### [THE REQUEST]
Report, as a bare number, how many lines hold "Select".

### [DATASET EXCERPTS]
------------------------------------------------

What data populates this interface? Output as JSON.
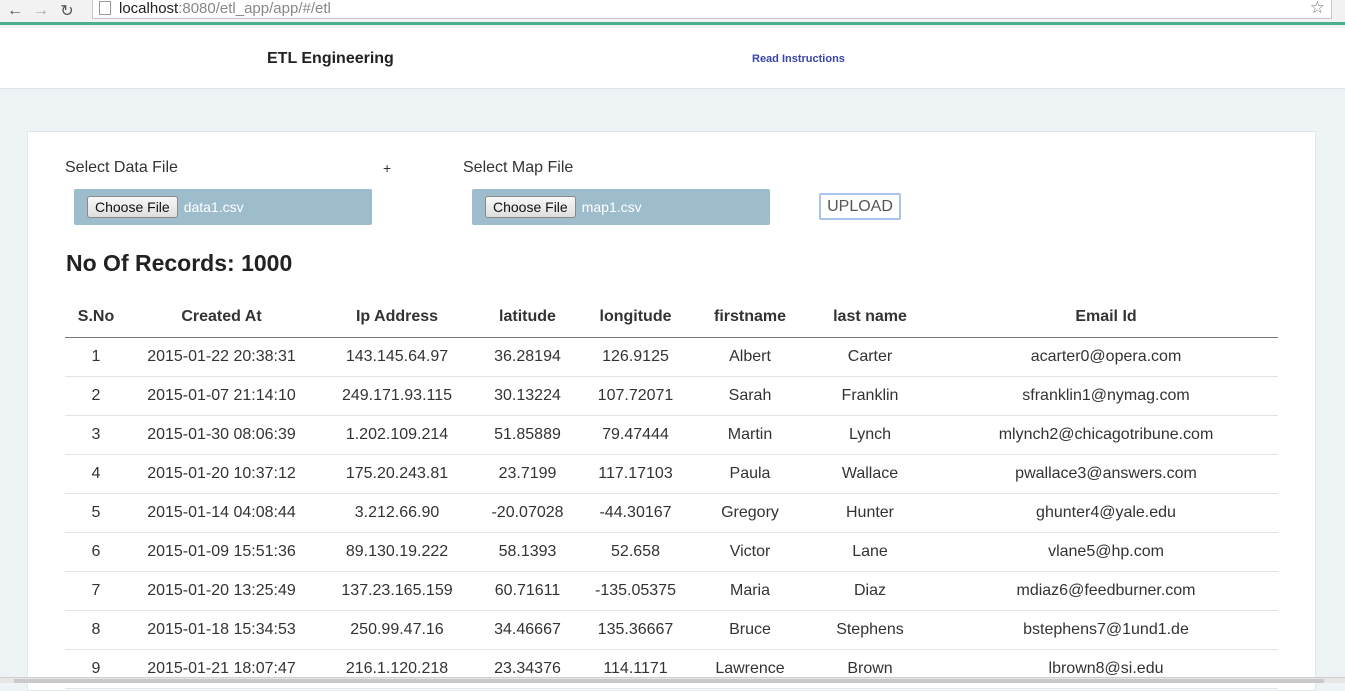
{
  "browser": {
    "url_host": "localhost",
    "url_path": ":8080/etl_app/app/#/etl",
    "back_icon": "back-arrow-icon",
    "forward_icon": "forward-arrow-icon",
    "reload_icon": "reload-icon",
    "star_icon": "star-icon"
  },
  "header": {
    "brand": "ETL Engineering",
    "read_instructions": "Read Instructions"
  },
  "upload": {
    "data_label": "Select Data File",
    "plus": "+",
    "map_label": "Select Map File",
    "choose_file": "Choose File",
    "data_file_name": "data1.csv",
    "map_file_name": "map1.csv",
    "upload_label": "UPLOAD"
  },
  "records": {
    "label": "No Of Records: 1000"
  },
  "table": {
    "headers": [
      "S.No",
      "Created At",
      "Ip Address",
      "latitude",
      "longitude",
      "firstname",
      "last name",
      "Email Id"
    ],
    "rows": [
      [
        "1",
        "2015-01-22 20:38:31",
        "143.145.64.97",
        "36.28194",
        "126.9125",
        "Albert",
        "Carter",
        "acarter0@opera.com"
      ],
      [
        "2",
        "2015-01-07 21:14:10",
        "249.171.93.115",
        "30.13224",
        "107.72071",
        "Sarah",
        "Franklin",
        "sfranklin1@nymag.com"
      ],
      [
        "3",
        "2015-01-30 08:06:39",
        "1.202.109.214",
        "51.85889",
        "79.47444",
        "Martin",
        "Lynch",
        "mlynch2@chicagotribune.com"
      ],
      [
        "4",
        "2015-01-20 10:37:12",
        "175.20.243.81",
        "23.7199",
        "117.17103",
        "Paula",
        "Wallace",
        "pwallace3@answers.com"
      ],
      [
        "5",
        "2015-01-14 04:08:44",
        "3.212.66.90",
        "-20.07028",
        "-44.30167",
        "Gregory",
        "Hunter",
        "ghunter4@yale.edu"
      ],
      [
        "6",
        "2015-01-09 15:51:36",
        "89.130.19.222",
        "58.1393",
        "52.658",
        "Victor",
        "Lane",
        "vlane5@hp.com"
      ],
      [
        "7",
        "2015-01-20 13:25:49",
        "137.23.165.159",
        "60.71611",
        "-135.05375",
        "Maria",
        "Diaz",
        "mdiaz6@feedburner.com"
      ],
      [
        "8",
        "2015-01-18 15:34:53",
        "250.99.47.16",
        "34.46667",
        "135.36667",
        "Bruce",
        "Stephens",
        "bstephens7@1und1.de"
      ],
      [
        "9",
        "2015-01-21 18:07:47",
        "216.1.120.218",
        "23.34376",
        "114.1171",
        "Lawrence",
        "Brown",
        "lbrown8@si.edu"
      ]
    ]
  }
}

------------------------------------------------

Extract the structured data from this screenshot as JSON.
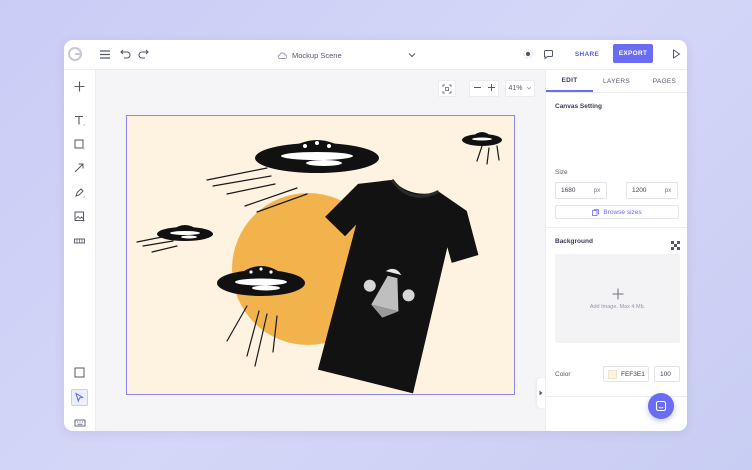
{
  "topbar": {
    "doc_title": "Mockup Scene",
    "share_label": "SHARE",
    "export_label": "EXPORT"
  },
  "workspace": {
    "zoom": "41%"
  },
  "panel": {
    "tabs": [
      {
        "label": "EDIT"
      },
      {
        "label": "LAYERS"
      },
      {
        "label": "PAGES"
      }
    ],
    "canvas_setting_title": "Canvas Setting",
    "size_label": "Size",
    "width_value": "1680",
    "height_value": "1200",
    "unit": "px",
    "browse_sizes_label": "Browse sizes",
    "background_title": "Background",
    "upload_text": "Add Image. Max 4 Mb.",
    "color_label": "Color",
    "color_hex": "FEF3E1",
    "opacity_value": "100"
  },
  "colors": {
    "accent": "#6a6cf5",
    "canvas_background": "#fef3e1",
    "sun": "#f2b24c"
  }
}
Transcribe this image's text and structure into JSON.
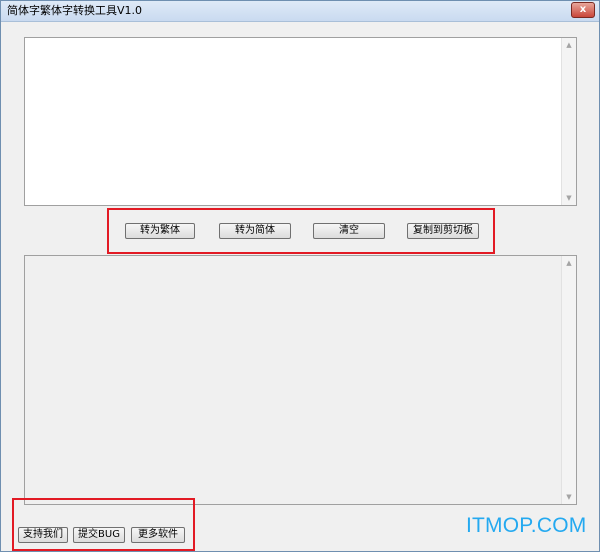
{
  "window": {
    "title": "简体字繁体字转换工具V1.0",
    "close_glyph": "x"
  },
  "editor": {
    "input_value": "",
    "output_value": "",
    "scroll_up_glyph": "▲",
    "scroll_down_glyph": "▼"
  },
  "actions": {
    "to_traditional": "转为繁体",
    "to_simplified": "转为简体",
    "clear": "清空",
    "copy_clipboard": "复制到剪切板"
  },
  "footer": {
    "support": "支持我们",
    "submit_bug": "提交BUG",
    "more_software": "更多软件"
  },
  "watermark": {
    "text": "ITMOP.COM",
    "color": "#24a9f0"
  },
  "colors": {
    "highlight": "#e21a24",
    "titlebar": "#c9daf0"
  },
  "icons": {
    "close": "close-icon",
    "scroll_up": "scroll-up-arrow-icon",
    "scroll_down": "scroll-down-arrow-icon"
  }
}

------------------------------------------------

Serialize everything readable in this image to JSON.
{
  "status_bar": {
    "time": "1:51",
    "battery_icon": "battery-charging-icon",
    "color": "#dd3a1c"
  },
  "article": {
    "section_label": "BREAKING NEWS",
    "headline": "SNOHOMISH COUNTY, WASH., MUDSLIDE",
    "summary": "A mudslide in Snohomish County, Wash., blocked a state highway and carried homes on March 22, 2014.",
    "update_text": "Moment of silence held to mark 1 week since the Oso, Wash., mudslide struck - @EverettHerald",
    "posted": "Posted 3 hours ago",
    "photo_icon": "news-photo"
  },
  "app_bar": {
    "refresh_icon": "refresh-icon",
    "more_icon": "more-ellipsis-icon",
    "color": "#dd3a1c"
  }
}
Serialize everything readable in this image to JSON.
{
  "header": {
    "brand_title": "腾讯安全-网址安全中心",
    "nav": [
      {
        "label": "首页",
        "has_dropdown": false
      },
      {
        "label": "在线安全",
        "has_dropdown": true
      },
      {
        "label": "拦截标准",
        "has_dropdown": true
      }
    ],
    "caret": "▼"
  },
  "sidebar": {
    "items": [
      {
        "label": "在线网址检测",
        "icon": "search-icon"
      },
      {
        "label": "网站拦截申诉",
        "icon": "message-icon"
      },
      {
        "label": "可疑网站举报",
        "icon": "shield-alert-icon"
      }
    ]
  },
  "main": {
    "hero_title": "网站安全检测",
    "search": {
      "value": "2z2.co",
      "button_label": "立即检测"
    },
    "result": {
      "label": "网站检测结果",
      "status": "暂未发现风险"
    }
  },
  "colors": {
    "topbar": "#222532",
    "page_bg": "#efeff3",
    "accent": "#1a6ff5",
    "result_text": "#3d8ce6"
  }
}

------------------------------------------------

### [ANSWER TO THIS PROBLEM]
2